- _What you have to do_: Can you transcribe every entry word for word, skipping the images?

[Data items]
begin
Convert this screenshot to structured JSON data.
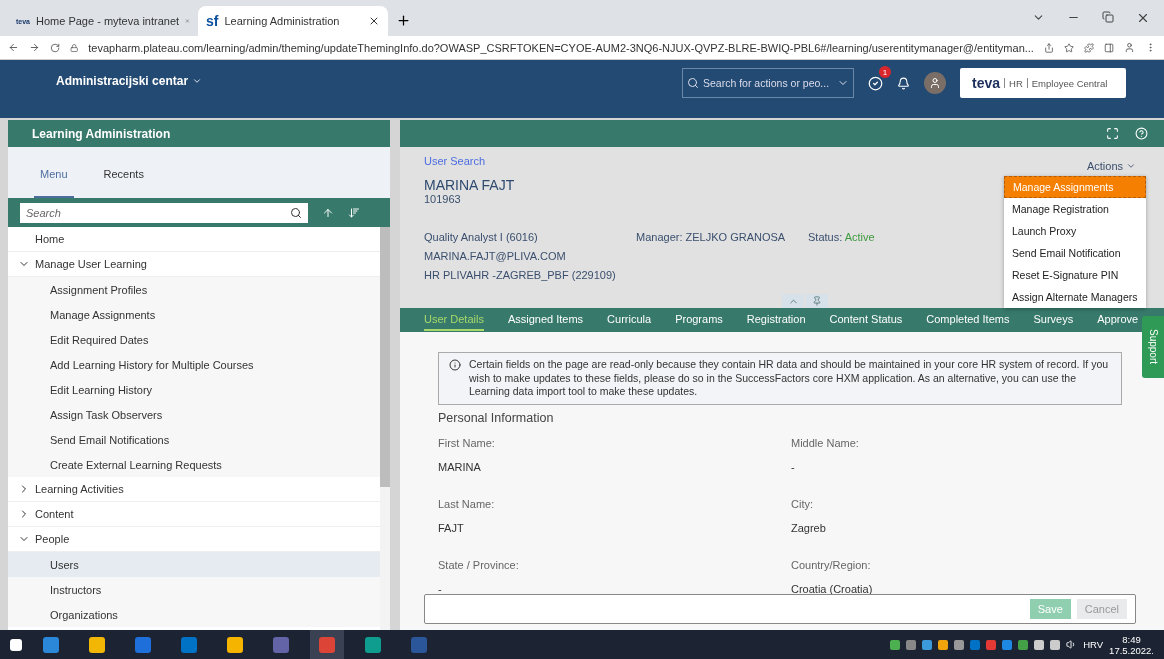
{
  "browser": {
    "tabs": [
      {
        "favicon": "teva",
        "label": "Home Page - myteva intranet",
        "selected": false
      },
      {
        "favicon": "sf",
        "label": "Learning Administration",
        "selected": true
      }
    ],
    "url": "tevapharm.plateau.com/learning/admin/theming/updateThemingInfo.do?OWASP_CSRFTOKEN=CYOE-AUM2-3NQ6-NJUX-QVPZ-BLRE-BWIQ-PBL6#/learning/userentitymanager@/entityman..."
  },
  "header": {
    "title": "Administracijski centar",
    "search_placeholder": "Search for actions or peo...",
    "notification_count": "1",
    "brand_logo": "teva",
    "brand_area": "HR",
    "brand_product": "Employee Central"
  },
  "left_panel": {
    "title": "Learning Administration",
    "tabs": [
      {
        "label": "Menu",
        "selected": true
      },
      {
        "label": "Recents",
        "selected": false
      }
    ],
    "search_placeholder": "Search",
    "menu": [
      {
        "label": "Home",
        "selected": false
      },
      {
        "label": "Manage User Learning",
        "expanded": true,
        "selected": false,
        "children": [
          {
            "label": "Assignment Profiles",
            "selected": false
          },
          {
            "label": "Manage Assignments",
            "selected": false
          },
          {
            "label": "Edit Required Dates",
            "selected": false
          },
          {
            "label": "Add Learning History for Multiple Courses",
            "selected": false
          },
          {
            "label": "Edit Learning History",
            "selected": false
          },
          {
            "label": "Assign Task Observers",
            "selected": false
          },
          {
            "label": "Send Email Notifications",
            "selected": false
          },
          {
            "label": "Create External Learning Requests",
            "selected": false
          }
        ]
      },
      {
        "label": "Learning Activities",
        "expanded": false,
        "selected": false
      },
      {
        "label": "Content",
        "expanded": false,
        "selected": false
      },
      {
        "label": "People",
        "expanded": true,
        "selected": false,
        "children": [
          {
            "label": "Users",
            "selected": true
          },
          {
            "label": "Instructors",
            "selected": false
          },
          {
            "label": "Organizations",
            "selected": false
          }
        ]
      }
    ]
  },
  "user": {
    "breadcrumb": "User Search",
    "name": "MARINA FAJT",
    "id": "101963",
    "job": "Quality Analyst I (6016)",
    "email": "MARINA.FAJT@PLIVA.COM",
    "org": "HR PLIVAHR -ZAGREB_PBF (229109)",
    "manager": "Manager: ZELJKO GRANOSA",
    "status_label": "Status:",
    "status_value": "Active"
  },
  "actions": {
    "label": "Actions",
    "items": [
      {
        "label": "Manage Assignments",
        "selected": true
      },
      {
        "label": "Manage Registration",
        "selected": false
      },
      {
        "label": "Launch Proxy",
        "selected": false
      },
      {
        "label": "Send Email Notification",
        "selected": false
      },
      {
        "label": "Reset E-Signature PIN",
        "selected": false
      },
      {
        "label": "Assign Alternate Managers",
        "selected": false
      }
    ]
  },
  "detail_tabs": [
    {
      "label": "User Details",
      "selected": true
    },
    {
      "label": "Assigned Items",
      "selected": false
    },
    {
      "label": "Curricula",
      "selected": false
    },
    {
      "label": "Programs",
      "selected": false
    },
    {
      "label": "Registration",
      "selected": false
    },
    {
      "label": "Content Status",
      "selected": false
    },
    {
      "label": "Completed Items",
      "selected": false
    },
    {
      "label": "Surveys",
      "selected": false
    },
    {
      "label": "Approve",
      "selected": false
    }
  ],
  "notice": "Certain fields on the page are read-only because they contain HR data and should be maintained in your core HR system of record. If you wish to make updates to these fields, please do so in the SuccessFactors core HXM application. As an alternative, you can use the Learning data import tool to make these updates.",
  "section_title": "Personal Information",
  "fields": [
    {
      "label": "First Name:",
      "value": "MARINA"
    },
    {
      "label": "Middle Name:",
      "value": "-"
    },
    {
      "label": "Last Name:",
      "value": "FAJT"
    },
    {
      "label": "City:",
      "value": "Zagreb"
    },
    {
      "label": "State / Province:",
      "value": "-"
    },
    {
      "label": "Country/Region:",
      "value": "Croatia (Croatia)"
    }
  ],
  "footer_buttons": [
    {
      "label": "Save",
      "kind": "primary",
      "disabled": true
    },
    {
      "label": "Cancel",
      "kind": "secondary",
      "disabled": true
    }
  ],
  "support_label": "Support",
  "taskbar": {
    "language": "HRV",
    "time": "8:49",
    "date": "17.5.2022."
  }
}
end
- _Written response_:
Convert this screenshot to structured JSON data.
{
  "browser": {
    "tabs": [
      {
        "favicon": "teva",
        "label": "Home Page - myteva intranet",
        "selected": false
      },
      {
        "favicon": "sf",
        "label": "Learning Administration",
        "selected": true
      }
    ],
    "url": "tevapharm.plateau.com/learning/admin/theming/updateThemingInfo.do?OWASP_CSRFTOKEN=CYOE-AUM2-3NQ6-NJUX-QVPZ-BLRE-BWIQ-PBL6#/learning/userentitymanager@/entityman..."
  },
  "header": {
    "title": "Administracijski centar",
    "search_placeholder": "Search for actions or peo...",
    "notification_count": "1",
    "brand_logo": "teva",
    "brand_area": "HR",
    "brand_product": "Employee Central"
  },
  "left_panel": {
    "title": "Learning Administration",
    "tabs": [
      {
        "label": "Menu",
        "selected": true
      },
      {
        "label": "Recents",
        "selected": false
      }
    ],
    "search_placeholder": "Search",
    "menu": [
      {
        "label": "Home",
        "selected": false
      },
      {
        "label": "Manage User Learning",
        "expanded": true,
        "selected": false,
        "children": [
          {
            "label": "Assignment Profiles",
            "selected": false
          },
          {
            "label": "Manage Assignments",
            "selected": false
          },
          {
            "label": "Edit Required Dates",
            "selected": false
          },
          {
            "label": "Add Learning History for Multiple Courses",
            "selected": false
          },
          {
            "label": "Edit Learning History",
            "selected": false
          },
          {
            "label": "Assign Task Observers",
            "selected": false
          },
          {
            "label": "Send Email Notifications",
            "selected": false
          },
          {
            "label": "Create External Learning Requests",
            "selected": false
          }
        ]
      },
      {
        "label": "Learning Activities",
        "expanded": false,
        "selected": false
      },
      {
        "label": "Content",
        "expanded": false,
        "selected": false
      },
      {
        "label": "People",
        "expanded": true,
        "selected": false,
        "children": [
          {
            "label": "Users",
            "selected": true
          },
          {
            "label": "Instructors",
            "selected": false
          },
          {
            "label": "Organizations",
            "selected": false
          }
        ]
      }
    ]
  },
  "user": {
    "breadcrumb": "User Search",
    "name": "MARINA FAJT",
    "id": "101963",
    "job": "Quality Analyst I (6016)",
    "email": "MARINA.FAJT@PLIVA.COM",
    "org": "HR PLIVAHR -ZAGREB_PBF (229109)",
    "manager": "Manager: ZELJKO GRANOSA",
    "status_label": "Status:",
    "status_value": "Active"
  },
  "actions": {
    "label": "Actions",
    "items": [
      {
        "label": "Manage Assignments",
        "selected": true
      },
      {
        "label": "Manage Registration",
        "selected": false
      },
      {
        "label": "Launch Proxy",
        "selected": false
      },
      {
        "label": "Send Email Notification",
        "selected": false
      },
      {
        "label": "Reset E-Signature PIN",
        "selected": false
      },
      {
        "label": "Assign Alternate Managers",
        "selected": false
      }
    ]
  },
  "detail_tabs": [
    {
      "label": "User Details",
      "selected": true
    },
    {
      "label": "Assigned Items",
      "selected": false
    },
    {
      "label": "Curricula",
      "selected": false
    },
    {
      "label": "Programs",
      "selected": false
    },
    {
      "label": "Registration",
      "selected": false
    },
    {
      "label": "Content Status",
      "selected": false
    },
    {
      "label": "Completed Items",
      "selected": false
    },
    {
      "label": "Surveys",
      "selected": false
    },
    {
      "label": "Approve",
      "selected": false
    }
  ],
  "notice": "Certain fields on the page are read-only because they contain HR data and should be maintained in your core HR system of record. If you wish to make updates to these fields, please do so in the SuccessFactors core HXM application. As an alternative, you can use the Learning data import tool to make these updates.",
  "section_title": "Personal Information",
  "fields": [
    {
      "label": "First Name:",
      "value": "MARINA"
    },
    {
      "label": "Middle Name:",
      "value": "-"
    },
    {
      "label": "Last Name:",
      "value": "FAJT"
    },
    {
      "label": "City:",
      "value": "Zagreb"
    },
    {
      "label": "State / Province:",
      "value": "-"
    },
    {
      "label": "Country/Region:",
      "value": "Croatia (Croatia)"
    }
  ],
  "footer_buttons": [
    {
      "label": "Save",
      "kind": "primary",
      "disabled": true
    },
    {
      "label": "Cancel",
      "kind": "secondary",
      "disabled": true
    }
  ],
  "support_label": "Support",
  "taskbar": {
    "language": "HRV",
    "time": "8:49",
    "date": "17.5.2022."
  }
}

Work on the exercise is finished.